-- BEGIN ENTRIES PROVIDED --
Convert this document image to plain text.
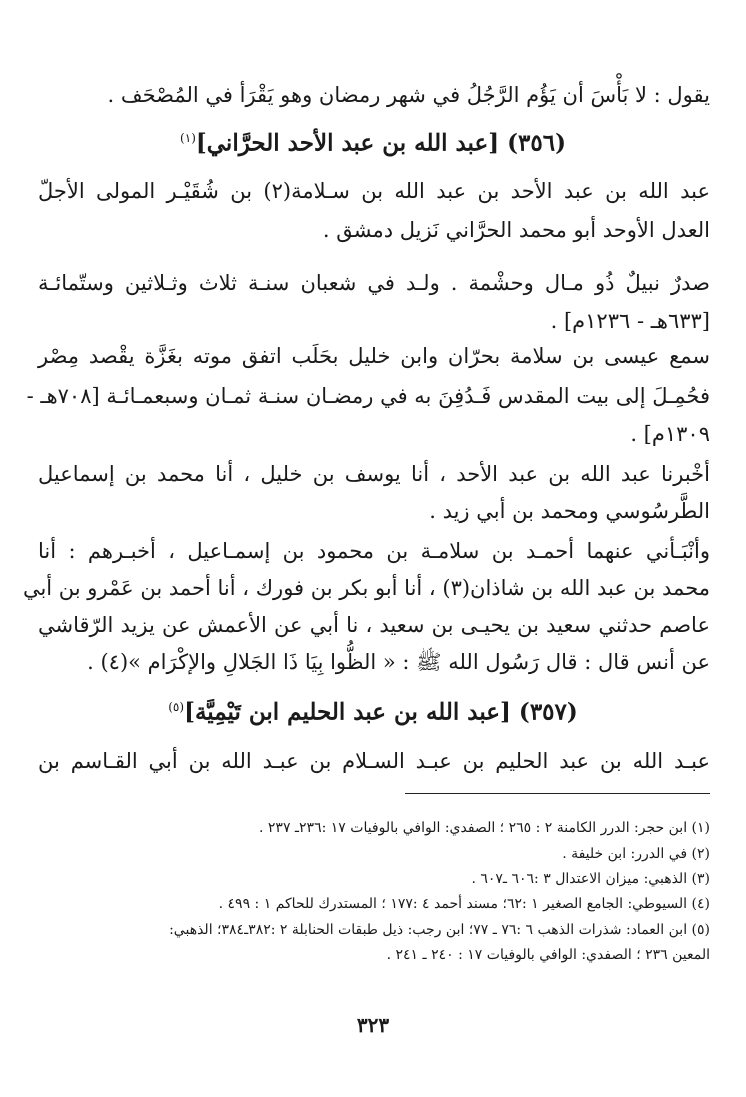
يقول : لا بَأْسَ أن يَؤُم الرَّجُلُ في شهر رمضان وهو يَقْرَأ في المُصْحَف .
(٣٥٦) [عبد الله بن عبد الأحد الحرَّاني]$^{(١)}$
عبد الله بن عبد الأحد بن عبد الله بن سـلامة(٢) بن شُقَيْـر المولى الأجلّ
العدل الأوحد أبو محمد الحرَّاني نَزيل دمشق .
صدرٌ نبيلٌ ذُو مـال وحشْمة . ولـد في شعبان سنـة ثلاث وثـلاثين وستّمائـة
[٦٣٣هـ - ١٢٣٦م] .
سمع عيسى بن سلامة بحرّان وابن خليل بحَلَب اتفق موته بغَزَّة يقْصد مِصْر
فحُمِـلَ إلى بيت المقدس فَـدُفِنَ به في رمضـان سنـة ثمـان وسبعمـائـة [٧٠٨هـ -
١٣٠٩م] .
أخْبرنا عبد الله بن عبد الأحد ، أنا يوسف بن خليل ، أنا محمد بن إسماعيل
الطَّرسُوسي ومحمد بن أبي زيد .
وأنْبَـأني عنهما أحمـد بن سلامـة بن محمود بن إسمـاعيل ، أخبـرهم : أنا
محمد بن عبد الله بن شاذان(٣) ، أنا أبو بكر بن فورك ، أنا أحمد بن عَمْرو بن أبي
عاصم حدثني سعيد بن يحيـى بن سعيد ، نا أبي عن الأعمش عن يزيد الرّقاشي
عن أنس قال : قال رَسُول الله ﷺ : « الظُّوا بِيَا ذَا الجَلالِ والإكْرَام »(٤) .
(٣٥٧) [عبد الله بن عبد الحليم ابن تَيْمِيَّة]$^{(٥)}$
عبـد الله بن عبد الحليم بن عبـد السـلام بن عبـد الله بن أبي القـاسم بن
(١) ابن حجر: الدرر الكامنة ٢ : ٢٦٥ ؛ الصفدي: الوافي بالوفيات ١٧ :٢٣٦ـ ٢٣٧ .
(٢) في الدرر: ابن خليفة .
(٣) الذهبي: ميزان الاعتدال ٣ :٦٠٦ ـ٦٠٧ .
(٤) السيوطي: الجامع الصغير ١ :٦٢؛ مسند أحمد ٤ :١٧٧ ؛ المستدرك للحاكم ١ : ٤٩٩ .
(٥) ابن العماد: شذرات الذهب ٦ :٧٦ ـ ٧٧؛ ابن رجب: ذيل طبقات الحنابلة ٢ :٣٨٢ـ٣٨٤؛ الذهبي:
المعين ٢٣٦ ؛ الصفدي: الوافي بالوفيات ١٧ : ٢٤٠ ـ ٢٤١ .
٣٢٣
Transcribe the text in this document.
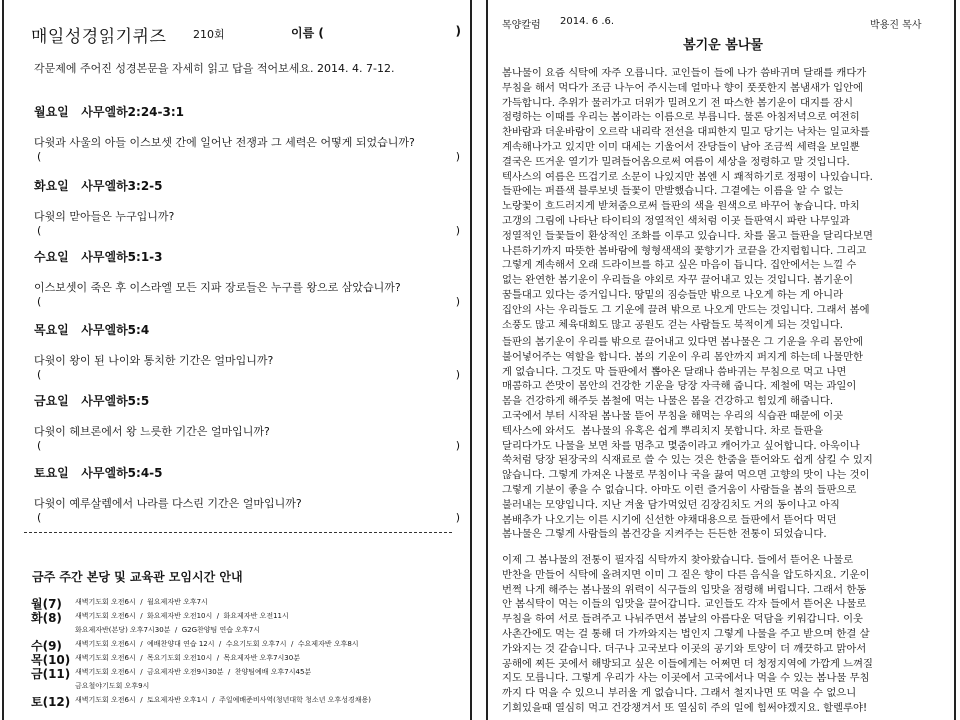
매일성경읽기퀴즈 210회	이름 (	)
각문제에 주어진 성경본문을 자세히 읽고 답을 적어보세요. 2014. 4. 7-12.
월요일   사무엘하2:24-3:1
다윗과 사울의 아들 이스보셋 간에 일어난 전쟁과 그 세력은 어떻게 되었습니까?
(	)
화요일   사무엘하3:2-5
다윗의 맏아들은 누구입니까?
(	)
수요일   사무엘하5:1-3
이스보셋이 죽은 후 이스라엘 모든 지파 장로들은 누구를 왕으로 삼았습니까?
(	)
목요일   사무엘하5:4
다윗이 왕이 된 나이와 통치한 기간은 얼마입니까?
(	)
금요일   사무엘하5:5
다윗이 헤브론에서 왕 느릇한 기간은 얼마입니까?
(	)
토요일   사무엘하5:4-5
다윗이 예루살렘에서 나라를 다스린 기간은 얼마입니까?
(	)
금주 주간 본당 및 교육관 모임시간 안내
월(7) 새벽기도회 오전6시  /  월요제자반 오후7시
화(8) 새벽기도회 오전6시  /  화요제자반 오전10시  /  화요제자반 오전11시
화요제자반(본당) 오후7시30분  /  G2G찬양팀 연습 오후7시
수(9) 새벽기도회 오전6시  /  예배찬양대 연습 12시  /  수요기도회 오후7시  /  수요제자반 오후8시
목(10) 새벽기도회 오전6시  /  목요기도회 오전10시  /  목요제자반 오후7시30분
금(11) 새벽기도회 오전6시  /  금요제자반 오전9시30분  /  찬양팀예배 오후7시45분
금요철야기도회 오후9시
토(12) 새벽기도회 오전6시  /  토요제자반 오후1시  /  주일예배준비사역(청년대학 청소년 오후성경채용)
목양칼럼 2014. 6 .6.	박용진 목사
봄기운 봄나물
봄나물이 요즘 식탁에 자주 오릅니다. 교인들이 들에 나가 씀바귀며 달래를 캐다가
무침을 해서 먹다가 조금 나누어 주시는데 얼마나 향이 풋풋한지 봄냄새가 입안에
가득합니다. 추위가 물러가고 더위가 밀려오기 전 따스한 봄기운이 대지를 잠시
점령하는 이때를 우리는 봄이라는 이름으로 부릅니다. 물론 아침저녁으로 여전히
찬바람과 더운바람이 오르락 내리락 전선을 대피한지 밀고 당기는 낙차는 일교차를
계속해나가고 있지만 이미 대세는 기울어서 잔당들이 남아 조금씩 세력을 보일뿐
결국은 뜨거운 열기가 밀려들어옴으로써 여름이 세상을 정령하고 말 것입니다.
텍사스의 여름은 뜨겁기로 소문이 나있지만 봄엔 시 쾌적하기로 정평이 나있습니다.
들판에는 퍼플색 블루보넷 들꽃이 만발했습니다. 그곁에는 이름을 알 수 없는
노랑꽃이 흐드러지게 받쳐줌으로써 들판의 색을 원색으로 바꾸어 놓습니다. 마치
고갱의 그림에 나타난 타이티의 정열적인 색처럼 이곳 들판역시 파란 나무잎과
정열적인 들꽃들이 환상적인 조화를 이루고 있습니다. 차를 몰고 들판을 달리다보면
나른하기까지 따뜻한 봄바람에 형형색색의 꽃향기가 코끝을 간지럽힙니다. 그리고
그렇게 계속해서 오래 드라이브를 하고 싶은 마음이 듭니다. 집안에서는 느낄 수
없는 완연한 봄기운이 우리들을 야외로 자꾸 끌어내고 있는 것입니다. 봄기운이
꿈틀대고 있다는 증거입니다. 땅밑의 짐승들만 밖으로 나오게 하는 게 아니라
집안의 사는 우리들도 그 기운에 끌려 밖으로 나오게 만드는 것입니다. 그래서 봄에
소풍도 많고 체육대회도 많고 공원도 걷는 사람들도 북적이게 되는 것입니다.
들판의 봄기운이 우리를 밖으로 끌어내고 있다면 봄나물은 그 기운을 우리 몸안에
불어넣어주는 역할을 합니다. 봄의 기운이 우리 몸안까지 퍼지게 하는데 나물만한
게 없습니다. 그것도 막 들판에서 뽑아온 달래나 씀바귀는 무침으로 먹고 나면
매콤하고 쓴맛이 몸안의 건강한 기운을 당장 자극해 줍니다. 제철에 먹는 과일이
몸을 건강하게 해주듯 봄철에 먹는 나물은 몸을 건강하고 힘있게 해줍니다.
고국에서 부터 시작된 봄나물 뜯어 무침을 해먹는 우리의 식습관 때문에 이곳
텍사스에 와서도  봄나물의 유혹은 쉽게 뿌리치지 못합니다. 차로 들판을
달리다가도 나물을 보면 차를 멈추고 몇줌이라고 캐어가고 싶어합니다. 아욱이나
쑥처럼 당장 된장국의 식재료로 쓸 수 있는 것은 한줌을 뜯어와도 쉽게 삼킬 수 있지
않습니다. 그렇게 가져온 나물로 무침이나 국을 끓여 먹으면 고향의 맛이 나는 것이
그렇게 기분이 좋을 수 없습니다. 아마도 이런 즐거움이 사람들을 봄의 들판으로
불러내는 모양입니다. 지난 겨울 담가먹었던 김장김치도 거의 동이나고 아직
봄배추가 나오기는 이른 시기에 신선한 야채대용으로 들판에서 뜯어다 먹던
봄나물은 그렇게 사람들의 봄건강을 지켜주는 든든한 전통이 되었습니다.
이제 그 봄나물의 전통이 필자집 식탁까지 찾아왔습니다. 들에서 뜯어온 나물로
반찬을 만들어 식탁에 올려지면 이미 그 짙은 향이 다른 음식을 압도하지요. 기운이
번쩍 나게 해주는 봄나물의 위력이 식구들의 입맛을 점령해 버립니다. 그래서 한동
안 봄식탁이 먹는 이들의 입맛을 끌어갑니다. 교인들도 각자 들에서 뜯어온 나물로
무침을 하여 서로 들려주고 나눠주면서 봄날의 아름다운 덕담을 키워갑니다. 이웃
사촌간에도 먹는 걸 통해 더 가까와지는 법인지 그렇게 나물을 주고 받으며 한결 살
가와지는 것 같습니다. 더구나 고국보다 이곳의 공기와 토양이 더 깨끗하고 맑아서
공해에 찌든 곳에서 해방되고 싶은 이들에게는 어쩌면 더 청정지역에 가깝게 느껴질
지도 모릅니다. 그렇게 우리가 사는 이곳에서 고국에서나 먹을 수 있는 봄나물 무침
까지 다 먹을 수 있으니 부러울 게 없습니다. 그래서 철지나면 또 먹을 수 없으니
기회있을때 열심히 먹고 건강챙겨서 또 열심히 주의 일에 힘써야겠지요. 할렐루야!
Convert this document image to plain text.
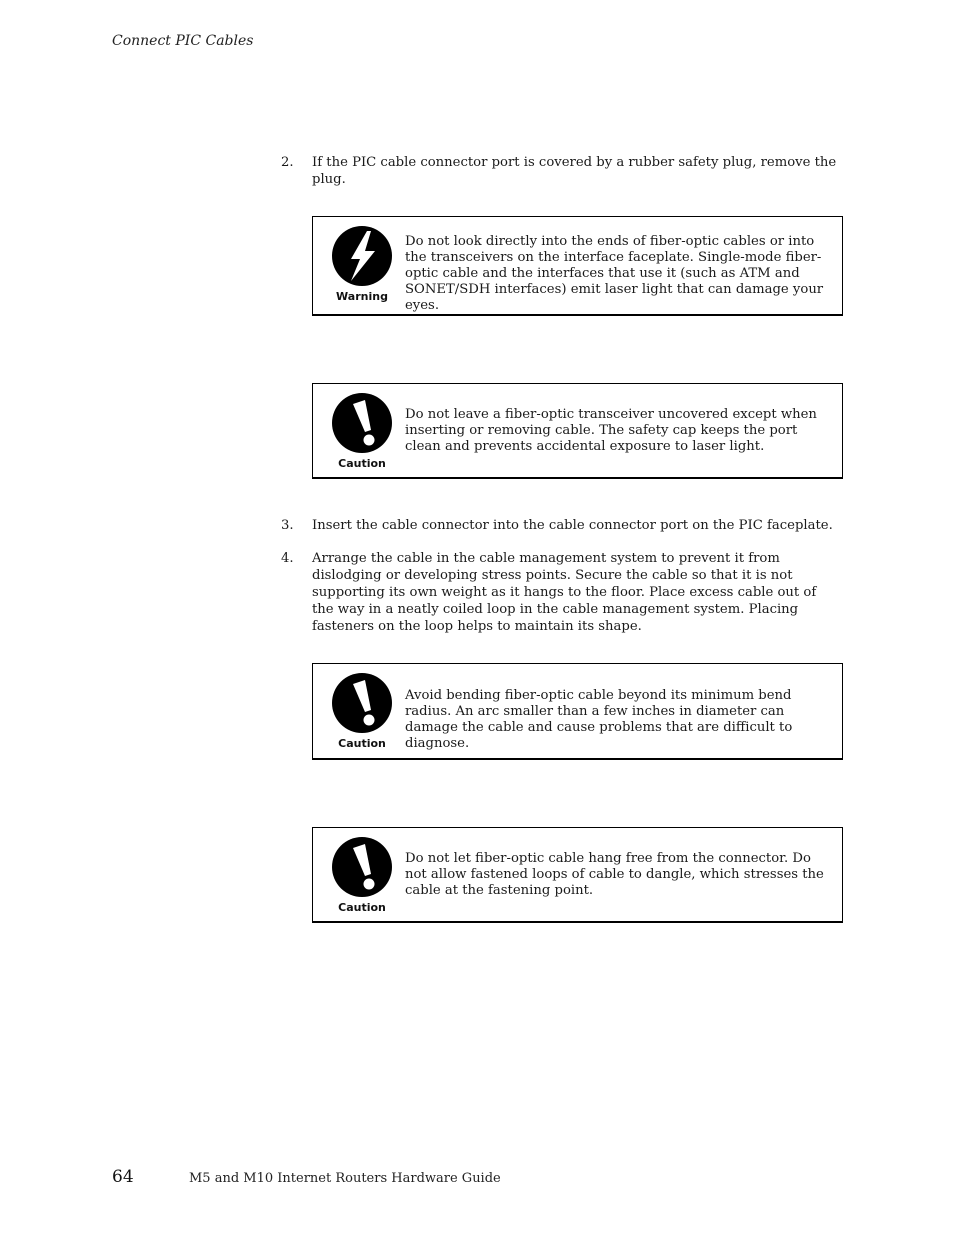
Connect PIC Cables
2. If the PIC cable connector port is covered by a rubber safety plug, remove the plug.
Warning
Do not look directly into the ends of fiber-optic cables or into the transceivers on the interface faceplate. Single-mode fiber-optic cable and the interfaces that use it (such as ATM and SONET/SDH interfaces) emit laser light that can damage your eyes.
Caution
Do not leave a fiber-optic transceiver uncovered except when inserting or removing cable. The safety cap keeps the port clean and prevents accidental exposure to laser light.
3. Insert the cable connector into the cable connector port on the PIC faceplate.
4. Arrange the cable in the cable management system to prevent it from dislodging or developing stress points. Secure the cable so that it is not supporting its own weight as it hangs to the floor. Place excess cable out of the way in a neatly coiled loop in the cable management system. Placing fasteners on the loop helps to maintain its shape.
Caution
Avoid bending fiber-optic cable beyond its minimum bend radius. An arc smaller than a few inches in diameter can damage the cable and cause problems that are difficult to diagnose.
Caution
Do not let fiber-optic cable hang free from the connector. Do not allow fastened loops of cable to dangle, which stresses the cable at the fastening point.
64	M5 and M10 Internet Routers Hardware Guide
-- END ENTRIES PROVIDED --
**TASK STATEMENT:** Reply with one number only, the count of lines above that hold the string "봄나물의".

**FULL ANSWER:** 3